◆ **Your objective**: Quote the listing in full, exactly as given, minus any pictures.

◆ **Data provided**:
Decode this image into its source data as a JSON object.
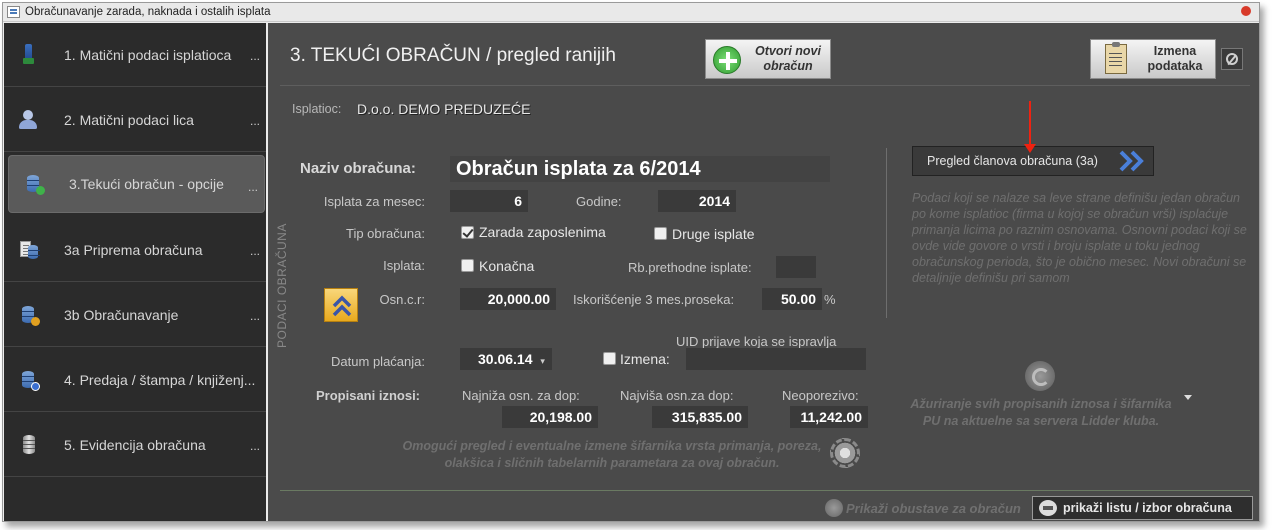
{
  "window": {
    "title": "Obračunavanje zarada, naknada i ostalih isplata"
  },
  "sidebar": {
    "items": [
      {
        "label": "1. Matični podaci isplatioca",
        "icon": "bottle-icon",
        "dots": "..."
      },
      {
        "label": "2. Matični podaci lica",
        "icon": "person-icon",
        "dots": "..."
      },
      {
        "label": "3.Tekući obračun - opcije",
        "icon": "database-check-icon",
        "dots": "...",
        "active": true
      },
      {
        "label": "3a Priprema obračuna",
        "icon": "sheet-database-icon",
        "dots": "..."
      },
      {
        "label": "3b Obračunavanje",
        "icon": "database-star-icon",
        "dots": "..."
      },
      {
        "label": "4. Predaja / štampa / knjiženj...",
        "icon": "database-info-icon",
        "dots": ""
      },
      {
        "label": "5. Evidencija obračuna",
        "icon": "cylinder-icon",
        "dots": "..."
      }
    ]
  },
  "header": {
    "title": "3. TEKUĆI OBRAČUN / pregled ranijih",
    "new_button": "Otvori novi obračun",
    "edit_button": "Izmena podataka"
  },
  "payer": {
    "label": "Isplatioc:",
    "value": "D.o.o. DEMO PREDUZEĆE"
  },
  "section_label": "PODACI OBRAČUNA",
  "form": {
    "naziv_label": "Naziv obračuna:",
    "naziv_value": "Obračun isplata za 6/2014",
    "mesec_label": "Isplata za mesec:",
    "mesec_value": "6",
    "godine_label": "Godine:",
    "godine_value": "2014",
    "tip_label": "Tip obračuna:",
    "tip_zarada": "Zarada zaposlenima",
    "tip_druge": "Druge isplate",
    "isplata_label": "Isplata:",
    "konacna": "Konačna",
    "rb_label": "Rb.prethodne isplate:",
    "rb_value": "",
    "osn_label": "Osn.c.r:",
    "osn_value": "20,000.00",
    "iskor_label": "Iskorišćenje 3 mes.proseka:",
    "iskor_value": "50.00",
    "iskor_unit": "%",
    "datum_label": "Datum plaćanja:",
    "datum_value": "30.06.14",
    "izmena_label": "Izmena:",
    "uid_label": "UID prijave koja se ispravlja",
    "uid_value": "",
    "propisani_label": "Propisani iznosi:",
    "najniza_label": "Najniža osn. za dop:",
    "najniza_value": "20,198.00",
    "najvisa_label": "Najviša osn.za dop:",
    "najvisa_value": "315,835.00",
    "neoporezivo_label": "Neoporezivo:",
    "neoporezivo_value": "11,242.00",
    "sifarnik_hint": "Omogući pregled i eventualne izmene šifarnika vrsta primanja, poreza, olakšica i sličnih tabelarnih parametara za ovaj obračun."
  },
  "right": {
    "pregled_button": "Pregled članova obračuna (3a)",
    "info": "Podaci koji se nalaze sa leve strane definišu jedan obračun po kome isplatioc (firma u kojoj se obračun vrši) isplaćuje primanja licima po raznim osnovama. Osnovni podaci koji se ovde vide govore o vrsti i broju isplate u toku jednog obračunskog perioda, što je obično mesec. Novi obračuni se detaljnije definišu pri samom",
    "update_text": "Ažuriranje svih propisanih iznosa i šifarnika PU na aktuelne sa servera Lidder kluba."
  },
  "bottom": {
    "obustave": "Prikaži obustave za obračun",
    "lista_button": "prikaži listu / izbor obračuna"
  },
  "colors": {
    "panel": "#4b4b4b",
    "sidebar": "#2b2b2b",
    "accent_arrow": "#4a7fd9",
    "marker": "#e21"
  }
}
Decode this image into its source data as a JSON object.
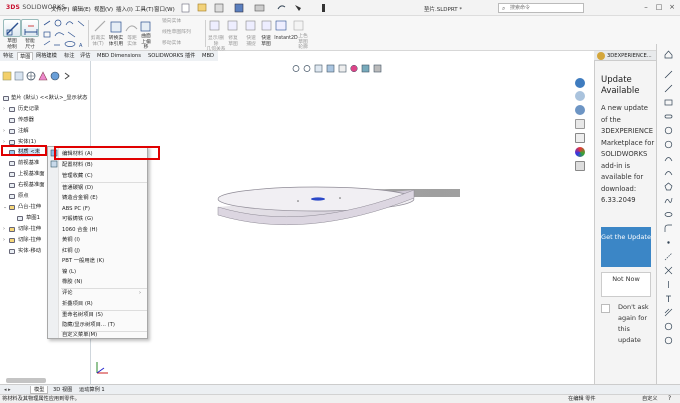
{
  "titlebar": {
    "logo_brand": "3DS",
    "logo_name": "SOLIDWORKS",
    "menus": [
      "文件(F)",
      "编辑(E)",
      "视图(V)",
      "插入(I)",
      "工具(T)",
      "窗口(W)"
    ],
    "doc_title": "垫片.SLDPRT *",
    "search_placeholder": "搜索命令",
    "search_icon": "magnifier-icon"
  },
  "ribbon": {
    "big_buttons": [
      {
        "label": "草图\n绘制"
      },
      {
        "label": "智能\n尺寸"
      }
    ],
    "gray_labels": [
      {
        "label": "剪裁实\n体(T)"
      },
      {
        "label": "转换实\n体引用"
      },
      {
        "label": "等距\n实体"
      },
      {
        "label": "曲面\n上偏\n移"
      }
    ],
    "mid_labels": [
      "镜向实体",
      "线性草图阵列",
      "移动实体"
    ],
    "right_labels": [
      "显示/删除\n几何关系",
      "修复\n草图",
      "快速\n捕捉",
      "快速\n草图",
      "Instant2D",
      "上色\n草图\n轮廓"
    ]
  },
  "command_tabs": [
    "特征",
    "草图",
    "网格建模",
    "标注",
    "评估",
    "MBD Dimensions",
    "SOLIDWORKS 插件",
    "MBD"
  ],
  "active_command_tab": 1,
  "tree": {
    "root": "垫片 (默认) <<默认>_显示状态",
    "items": [
      {
        "label": "历史记录"
      },
      {
        "label": "传感器"
      },
      {
        "label": "注解"
      },
      {
        "label": "实体(1)"
      },
      {
        "label": "材质 <未"
      },
      {
        "label": "前视基准"
      },
      {
        "label": "上视基准面"
      },
      {
        "label": "右视基准面"
      },
      {
        "label": "原点"
      },
      {
        "label": "凸台-拉伸"
      },
      {
        "label": "草图1"
      },
      {
        "label": "切除-拉伸"
      },
      {
        "label": "切除-拉伸"
      },
      {
        "label": "实体-移动"
      }
    ]
  },
  "context_menu": {
    "items": [
      {
        "label": "编辑材料 (A)"
      },
      {
        "label": "配置材料 (B)"
      },
      {
        "label": "管理收藏 (C)"
      },
      {
        "label": "普通碳钢 (D)"
      },
      {
        "label": "铸造合金钢 (E)"
      },
      {
        "label": "ABS PC (F)"
      },
      {
        "label": "可锻铸铁 (G)"
      },
      {
        "label": "1060 合金 (H)"
      },
      {
        "label": "黄铜 (I)"
      },
      {
        "label": "红铜 (J)"
      },
      {
        "label": "PBT 一般用途 (K)"
      },
      {
        "label": "镍 (L)"
      },
      {
        "label": "橡胶 (N)"
      },
      {
        "label": "评论",
        "submenu": true
      },
      {
        "label": "折叠项目 (R)"
      },
      {
        "label": "重命名树项目 (S)"
      },
      {
        "label": "隐藏/显示树项目... (T)"
      },
      {
        "label": "自定义菜单(M)"
      }
    ]
  },
  "right_panel": {
    "header": "3DEXPERIENCE...",
    "title": "Update Available",
    "body": "A new update of the 3DEXPERIENCE Marketplace for SOLIDWORKS add-in is available for download: 6.33.2049",
    "get_update_label": "Get the Update",
    "not_now_label": "Not Now",
    "dont_ask_label": "Don't ask again for this update"
  },
  "bottom_tabs": [
    "模型",
    "3D 视图",
    "运动算例 1"
  ],
  "active_bottom_tab": 0,
  "statusbar": {
    "left": "将材料及其物理属性应用到零件。",
    "mode": "在编辑 零件",
    "units": "自定义"
  },
  "colors": {
    "accent_red": "#e00000",
    "get_update_blue": "#3b86c6",
    "part_gray": "#e4e1e7"
  }
}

◆ **In response**:
Decode this image into its source data as a JSON object.
{
  "window": {
    "title": "Obračunavanje zarada, naknada i ostalih isplata"
  },
  "sidebar": {
    "items": [
      {
        "label": "1. Matični podaci isplatioca",
        "icon": "bottle-icon",
        "dots": "..."
      },
      {
        "label": "2. Matični podaci lica",
        "icon": "person-icon",
        "dots": "..."
      },
      {
        "label": "3.Tekući obračun - opcije",
        "icon": "database-check-icon",
        "dots": "...",
        "active": true
      },
      {
        "label": "3a Priprema obračuna",
        "icon": "sheet-database-icon",
        "dots": "..."
      },
      {
        "label": "3b Obračunavanje",
        "icon": "database-star-icon",
        "dots": "..."
      },
      {
        "label": "4. Predaja / štampa / knjiženj...",
        "icon": "database-info-icon",
        "dots": ""
      },
      {
        "label": "5. Evidencija obračuna",
        "icon": "cylinder-icon",
        "dots": "..."
      }
    ]
  },
  "header": {
    "title": "3. TEKUĆI OBRAČUN / pregled ranijih",
    "new_button": "Otvori novi obračun",
    "edit_button": "Izmena podataka"
  },
  "payer": {
    "label": "Isplatioc:",
    "value": "D.o.o. DEMO PREDUZEĆE"
  },
  "section_label": "PODACI OBRAČUNA",
  "form": {
    "naziv_label": "Naziv obračuna:",
    "naziv_value": "Obračun isplata za 6/2014",
    "mesec_label": "Isplata za mesec:",
    "mesec_value": "6",
    "godine_label": "Godine:",
    "godine_value": "2014",
    "tip_label": "Tip obračuna:",
    "tip_zarada": "Zarada zaposlenima",
    "tip_druge": "Druge isplate",
    "isplata_label": "Isplata:",
    "konacna": "Konačna",
    "rb_label": "Rb.prethodne isplate:",
    "rb_value": "",
    "osn_label": "Osn.c.r:",
    "osn_value": "20,000.00",
    "iskor_label": "Iskorišćenje 3 mes.proseka:",
    "iskor_value": "50.00",
    "iskor_unit": "%",
    "datum_label": "Datum plaćanja:",
    "datum_value": "30.06.14",
    "izmena_label": "Izmena:",
    "uid_label": "UID prijave koja se ispravlja",
    "uid_value": "",
    "propisani_label": "Propisani iznosi:",
    "najniza_label": "Najniža osn. za dop:",
    "najniza_value": "20,198.00",
    "najvisa_label": "Najviša osn.za dop:",
    "najvisa_value": "315,835.00",
    "neoporezivo_label": "Neoporezivo:",
    "neoporezivo_value": "11,242.00",
    "sifarnik_hint": "Omogući pregled i eventualne izmene šifarnika vrsta primanja, poreza, olakšica i sličnih tabelarnih parametara za ovaj obračun."
  },
  "right": {
    "pregled_button": "Pregled članova obračuna (3a)",
    "info": "Podaci koji se nalaze sa leve strane definišu jedan obračun po kome isplatioc (firma u kojoj se obračun vrši) isplaćuje primanja licima po raznim osnovama. Osnovni podaci koji se ovde vide govore o vrsti i broju isplate u toku jednog obračunskog perioda, što je obično mesec. Novi obračuni se detaljnije definišu pri samom",
    "update_text": "Ažuriranje svih propisanih iznosa i šifarnika PU na aktuelne sa servera Lidder kluba."
  },
  "bottom": {
    "obustave": "Prikaži obustave za obračun",
    "lista_button": "prikaži listu / izbor obračuna"
  },
  "colors": {
    "panel": "#4b4b4b",
    "sidebar": "#2b2b2b",
    "accent_arrow": "#4a7fd9",
    "marker": "#e21"
  }
}
Decode this image into its source data as a JSON object.
{
  "titlebar": {
    "logo_brand": "3DS",
    "logo_name": "SOLIDWORKS",
    "menus": [
      "文件(F)",
      "编辑(E)",
      "视图(V)",
      "插入(I)",
      "工具(T)",
      "窗口(W)"
    ],
    "doc_title": "垫片.SLDPRT *",
    "search_placeholder": "搜索命令",
    "search_icon": "magnifier-icon"
  },
  "ribbon": {
    "big_buttons": [
      {
        "label": "草图\n绘制"
      },
      {
        "label": "智能\n尺寸"
      }
    ],
    "gray_labels": [
      {
        "label": "剪裁实\n体(T)"
      },
      {
        "label": "转换实\n体引用"
      },
      {
        "label": "等距\n实体"
      },
      {
        "label": "曲面\n上偏\n移"
      }
    ],
    "mid_labels": [
      "镜向实体",
      "线性草图阵列",
      "移动实体"
    ],
    "right_labels": [
      "显示/删除\n几何关系",
      "修复\n草图",
      "快速\n捕捉",
      "快速\n草图",
      "Instant2D",
      "上色\n草图\n轮廓"
    ]
  },
  "command_tabs": [
    "特征",
    "草图",
    "网格建模",
    "标注",
    "评估",
    "MBD Dimensions",
    "SOLIDWORKS 插件",
    "MBD"
  ],
  "active_command_tab": 1,
  "tree": {
    "root": "垫片 (默认) <<默认>_显示状态",
    "items": [
      {
        "label": "历史记录"
      },
      {
        "label": "传感器"
      },
      {
        "label": "注解"
      },
      {
        "label": "实体(1)"
      },
      {
        "label": "材质 <未"
      },
      {
        "label": "前视基准"
      },
      {
        "label": "上视基准面"
      },
      {
        "label": "右视基准面"
      },
      {
        "label": "原点"
      },
      {
        "label": "凸台-拉伸"
      },
      {
        "label": "草图1"
      },
      {
        "label": "切除-拉伸"
      },
      {
        "label": "切除-拉伸"
      },
      {
        "label": "实体-移动"
      }
    ]
  },
  "context_menu": {
    "items": [
      {
        "label": "编辑材料 (A)"
      },
      {
        "label": "配置材料 (B)"
      },
      {
        "label": "管理收藏 (C)"
      },
      {
        "label": "普通碳钢 (D)"
      },
      {
        "label": "铸造合金钢 (E)"
      },
      {
        "label": "ABS PC (F)"
      },
      {
        "label": "可锻铸铁 (G)"
      },
      {
        "label": "1060 合金 (H)"
      },
      {
        "label": "黄铜 (I)"
      },
      {
        "label": "红铜 (J)"
      },
      {
        "label": "PBT 一般用途 (K)"
      },
      {
        "label": "镍 (L)"
      },
      {
        "label": "橡胶 (N)"
      },
      {
        "label": "评论",
        "submenu": true
      },
      {
        "label": "折叠项目 (R)"
      },
      {
        "label": "重命名树项目 (S)"
      },
      {
        "label": "隐藏/显示树项目... (T)"
      },
      {
        "label": "自定义菜单(M)"
      }
    ]
  },
  "right_panel": {
    "header": "3DEXPERIENCE...",
    "title": "Update Available",
    "body": "A new update of the 3DEXPERIENCE Marketplace for SOLIDWORKS add-in is available for download: 6.33.2049",
    "get_update_label": "Get the Update",
    "not_now_label": "Not Now",
    "dont_ask_label": "Don't ask again for this update"
  },
  "bottom_tabs": [
    "模型",
    "3D 视图",
    "运动算例 1"
  ],
  "active_bottom_tab": 0,
  "statusbar": {
    "left": "将材料及其物理属性应用到零件。",
    "mode": "在编辑 零件",
    "units": "自定义"
  },
  "colors": {
    "accent_red": "#e00000",
    "get_update_blue": "#3b86c6",
    "part_gray": "#e4e1e7"
  }
}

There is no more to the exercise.